Exercise description: Write out the records again, exactly, leaving none out.

Extracts from a graphics dataset

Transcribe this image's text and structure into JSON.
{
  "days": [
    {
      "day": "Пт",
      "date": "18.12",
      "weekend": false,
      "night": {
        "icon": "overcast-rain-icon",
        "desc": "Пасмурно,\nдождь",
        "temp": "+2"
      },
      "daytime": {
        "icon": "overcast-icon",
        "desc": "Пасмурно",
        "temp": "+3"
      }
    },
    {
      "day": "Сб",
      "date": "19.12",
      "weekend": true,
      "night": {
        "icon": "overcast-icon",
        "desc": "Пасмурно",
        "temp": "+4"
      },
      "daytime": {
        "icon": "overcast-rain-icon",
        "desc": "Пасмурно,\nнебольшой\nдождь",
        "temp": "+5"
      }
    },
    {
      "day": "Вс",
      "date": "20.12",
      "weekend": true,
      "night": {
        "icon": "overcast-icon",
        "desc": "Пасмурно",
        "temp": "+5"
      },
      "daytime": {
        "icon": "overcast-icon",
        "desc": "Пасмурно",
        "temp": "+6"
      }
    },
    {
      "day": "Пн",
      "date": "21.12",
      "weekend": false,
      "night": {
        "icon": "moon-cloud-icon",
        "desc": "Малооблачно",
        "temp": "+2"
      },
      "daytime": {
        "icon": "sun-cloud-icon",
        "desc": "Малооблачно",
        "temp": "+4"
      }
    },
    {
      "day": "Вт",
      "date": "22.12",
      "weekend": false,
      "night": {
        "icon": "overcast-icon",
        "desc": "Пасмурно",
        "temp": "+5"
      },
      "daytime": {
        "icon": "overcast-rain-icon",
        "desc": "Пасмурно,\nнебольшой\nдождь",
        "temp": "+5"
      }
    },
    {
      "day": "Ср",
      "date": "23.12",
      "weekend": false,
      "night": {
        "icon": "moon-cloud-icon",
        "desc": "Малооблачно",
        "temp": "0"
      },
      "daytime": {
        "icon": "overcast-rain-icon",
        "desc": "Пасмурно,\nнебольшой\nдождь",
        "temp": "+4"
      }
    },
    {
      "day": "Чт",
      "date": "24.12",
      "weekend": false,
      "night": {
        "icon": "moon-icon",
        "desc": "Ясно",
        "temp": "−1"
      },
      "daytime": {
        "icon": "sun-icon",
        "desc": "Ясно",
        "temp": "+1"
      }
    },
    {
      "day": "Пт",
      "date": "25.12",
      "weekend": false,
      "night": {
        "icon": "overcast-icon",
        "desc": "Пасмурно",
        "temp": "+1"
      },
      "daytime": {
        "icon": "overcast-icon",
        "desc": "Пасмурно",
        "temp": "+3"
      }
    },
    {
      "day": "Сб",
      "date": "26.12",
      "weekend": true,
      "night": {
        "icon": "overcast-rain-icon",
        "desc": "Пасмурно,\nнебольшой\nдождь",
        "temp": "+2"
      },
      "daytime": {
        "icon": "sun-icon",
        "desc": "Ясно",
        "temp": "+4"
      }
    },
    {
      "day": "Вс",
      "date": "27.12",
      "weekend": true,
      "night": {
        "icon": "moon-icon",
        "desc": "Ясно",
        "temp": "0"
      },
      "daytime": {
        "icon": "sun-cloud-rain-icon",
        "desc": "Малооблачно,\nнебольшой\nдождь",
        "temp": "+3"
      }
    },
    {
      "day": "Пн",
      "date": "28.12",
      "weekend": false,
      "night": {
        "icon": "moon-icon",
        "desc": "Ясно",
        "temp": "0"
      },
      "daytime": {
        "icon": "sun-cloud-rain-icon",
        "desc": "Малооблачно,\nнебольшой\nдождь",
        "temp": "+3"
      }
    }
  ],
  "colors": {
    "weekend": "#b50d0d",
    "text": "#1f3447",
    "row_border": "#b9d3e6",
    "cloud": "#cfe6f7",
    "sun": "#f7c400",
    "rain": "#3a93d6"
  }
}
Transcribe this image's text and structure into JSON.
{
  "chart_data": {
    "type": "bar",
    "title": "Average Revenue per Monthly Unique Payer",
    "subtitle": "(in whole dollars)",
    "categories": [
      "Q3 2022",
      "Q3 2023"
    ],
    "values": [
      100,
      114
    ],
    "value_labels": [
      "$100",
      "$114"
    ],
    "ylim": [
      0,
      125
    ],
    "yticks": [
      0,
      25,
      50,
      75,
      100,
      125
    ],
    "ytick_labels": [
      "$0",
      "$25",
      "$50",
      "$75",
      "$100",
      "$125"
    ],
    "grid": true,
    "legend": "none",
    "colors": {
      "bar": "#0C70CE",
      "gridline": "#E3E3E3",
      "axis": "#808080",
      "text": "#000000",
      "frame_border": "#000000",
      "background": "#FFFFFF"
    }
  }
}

The solution:
Transcribe this image's text and structure into JSON.
{
  "days": [
    {
      "day": "Пт",
      "date": "18.12",
      "weekend": false,
      "night": {
        "icon": "overcast-rain-icon",
        "desc": "Пасмурно,\nдождь",
        "temp": "+2"
      },
      "daytime": {
        "icon": "overcast-icon",
        "desc": "Пасмурно",
        "temp": "+3"
      }
    },
    {
      "day": "Сб",
      "date": "19.12",
      "weekend": true,
      "night": {
        "icon": "overcast-icon",
        "desc": "Пасмурно",
        "temp": "+4"
      },
      "daytime": {
        "icon": "overcast-rain-icon",
        "desc": "Пасмурно,\nнебольшой\nдождь",
        "temp": "+5"
      }
    },
    {
      "day": "Вс",
      "date": "20.12",
      "weekend": true,
      "night": {
        "icon": "overcast-icon",
        "desc": "Пасмурно",
        "temp": "+5"
      },
      "daytime": {
        "icon": "overcast-icon",
        "desc": "Пасмурно",
        "temp": "+6"
      }
    },
    {
      "day": "Пн",
      "date": "21.12",
      "weekend": false,
      "night": {
        "icon": "moon-cloud-icon",
        "desc": "Малооблачно",
        "temp": "+2"
      },
      "daytime": {
        "icon": "sun-cloud-icon",
        "desc": "Малооблачно",
        "temp": "+4"
      }
    },
    {
      "day": "Вт",
      "date": "22.12",
      "weekend": false,
      "night": {
        "icon": "overcast-icon",
        "desc": "Пасмурно",
        "temp": "+5"
      },
      "daytime": {
        "icon": "overcast-rain-icon",
        "desc": "Пасмурно,\nнебольшой\nдождь",
        "temp": "+5"
      }
    },
    {
      "day": "Ср",
      "date": "23.12",
      "weekend": false,
      "night": {
        "icon": "moon-cloud-icon",
        "desc": "Малооблачно",
        "temp": "0"
      },
      "daytime": {
        "icon": "overcast-rain-icon",
        "desc": "Пасмурно,\nнебольшой\nдождь",
        "temp": "+4"
      }
    },
    {
      "day": "Чт",
      "date": "24.12",
      "weekend": false,
      "night": {
        "icon": "moon-icon",
        "desc": "Ясно",
        "temp": "−1"
      },
      "daytime": {
        "icon": "sun-icon",
        "desc": "Ясно",
        "temp": "+1"
      }
    },
    {
      "day": "Пт",
      "date": "25.12",
      "weekend": false,
      "night": {
        "icon": "overcast-icon",
        "desc": "Пасмурно",
        "temp": "+1"
      },
      "daytime": {
        "icon": "overcast-icon",
        "desc": "Пасмурно",
        "temp": "+3"
      }
    },
    {
      "day": "Сб",
      "date": "26.12",
      "weekend": true,
      "night": {
        "icon": "overcast-rain-icon",
        "desc": "Пасмурно,\nнебольшой\nдождь",
        "temp": "+2"
      },
      "daytime": {
        "icon": "sun-icon",
        "desc": "Ясно",
        "temp": "+4"
      }
    },
    {
      "day": "Вс",
      "date": "27.12",
      "weekend": true,
      "night": {
        "icon": "moon-icon",
        "desc": "Ясно",
        "temp": "0"
      },
      "daytime": {
        "icon": "sun-cloud-rain-icon",
        "desc": "Малооблачно,\nнебольшой\nдождь",
        "temp": "+3"
      }
    },
    {
      "day": "Пн",
      "date": "28.12",
      "weekend": false,
      "night": {
        "icon": "moon-icon",
        "desc": "Ясно",
        "temp": "0"
      },
      "daytime": {
        "icon": "sun-cloud-rain-icon",
        "desc": "Малооблачно,\nнебольшой\nдождь",
        "temp": "+3"
      }
    }
  ],
  "colors": {
    "weekend": "#b50d0d",
    "text": "#1f3447",
    "row_border": "#b9d3e6",
    "cloud": "#cfe6f7",
    "sun": "#f7c400",
    "rain": "#3a93d6"
  }
}
Transcribe this image's text and structure into JSON.
{
  "chart_data": {
    "type": "bar",
    "title": "Average Revenue per Monthly Unique Payer",
    "subtitle": "(in whole dollars)",
    "categories": [
      "Q3 2022",
      "Q3 2023"
    ],
    "values": [
      100,
      114
    ],
    "value_labels": [
      "$100",
      "$114"
    ],
    "ylim": [
      0,
      125
    ],
    "yticks": [
      0,
      25,
      50,
      75,
      100,
      125
    ],
    "ytick_labels": [
      "$0",
      "$25",
      "$50",
      "$75",
      "$100",
      "$125"
    ],
    "grid": true,
    "legend": "none",
    "colors": {
      "bar": "#0C70CE",
      "gridline": "#E3E3E3",
      "axis": "#808080",
      "text": "#000000",
      "frame_border": "#000000",
      "background": "#FFFFFF"
    }
  }
}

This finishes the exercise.